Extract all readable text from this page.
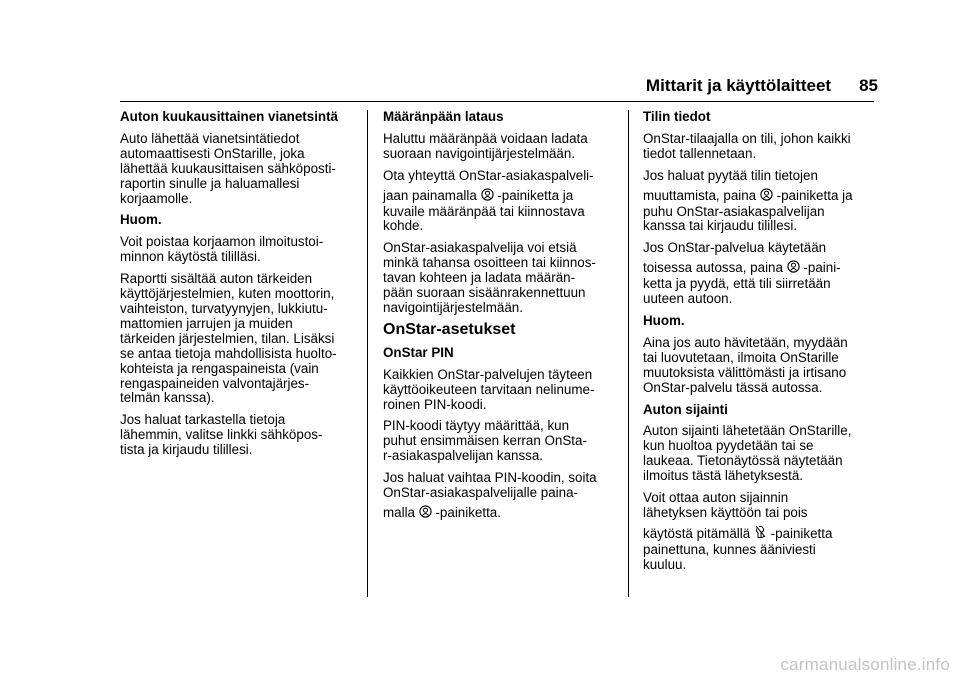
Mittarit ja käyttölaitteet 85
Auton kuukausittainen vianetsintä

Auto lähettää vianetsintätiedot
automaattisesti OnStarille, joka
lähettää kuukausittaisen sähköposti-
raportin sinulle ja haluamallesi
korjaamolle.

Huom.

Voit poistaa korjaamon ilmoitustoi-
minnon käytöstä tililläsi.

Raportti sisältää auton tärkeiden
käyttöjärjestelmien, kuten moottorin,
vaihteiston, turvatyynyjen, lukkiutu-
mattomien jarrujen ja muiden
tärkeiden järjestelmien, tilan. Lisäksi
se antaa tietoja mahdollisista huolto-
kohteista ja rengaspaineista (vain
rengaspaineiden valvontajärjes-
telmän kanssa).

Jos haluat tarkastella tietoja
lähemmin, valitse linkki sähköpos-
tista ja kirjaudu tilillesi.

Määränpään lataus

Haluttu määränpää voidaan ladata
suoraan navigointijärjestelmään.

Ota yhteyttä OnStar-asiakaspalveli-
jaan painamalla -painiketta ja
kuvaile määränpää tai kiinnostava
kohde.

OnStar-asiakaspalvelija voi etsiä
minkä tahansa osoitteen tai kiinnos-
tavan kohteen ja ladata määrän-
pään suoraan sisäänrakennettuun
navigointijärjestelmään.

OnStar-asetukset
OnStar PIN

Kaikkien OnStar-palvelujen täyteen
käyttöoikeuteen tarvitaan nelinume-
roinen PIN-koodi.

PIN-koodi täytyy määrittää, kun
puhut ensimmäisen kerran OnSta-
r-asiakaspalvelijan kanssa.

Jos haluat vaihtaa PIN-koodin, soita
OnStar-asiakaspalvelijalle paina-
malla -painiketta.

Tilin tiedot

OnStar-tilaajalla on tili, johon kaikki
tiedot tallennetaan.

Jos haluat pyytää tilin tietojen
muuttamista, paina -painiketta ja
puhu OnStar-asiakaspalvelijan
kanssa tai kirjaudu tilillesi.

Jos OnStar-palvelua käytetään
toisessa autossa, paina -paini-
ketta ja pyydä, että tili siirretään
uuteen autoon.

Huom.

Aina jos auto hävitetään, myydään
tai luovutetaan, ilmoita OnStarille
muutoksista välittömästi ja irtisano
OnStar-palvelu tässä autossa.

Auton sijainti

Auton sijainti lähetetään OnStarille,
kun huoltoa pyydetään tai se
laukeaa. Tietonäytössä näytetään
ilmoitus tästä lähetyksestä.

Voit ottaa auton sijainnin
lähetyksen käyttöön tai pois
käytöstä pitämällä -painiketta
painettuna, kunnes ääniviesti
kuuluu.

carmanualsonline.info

- [PROMPT]:
Collect each line containing the string "autossa".

- [ANSWER FOR THIS EXERCISE]:
toisessa autossa, paina -paini-
OnStar-palvelu tässä autossa.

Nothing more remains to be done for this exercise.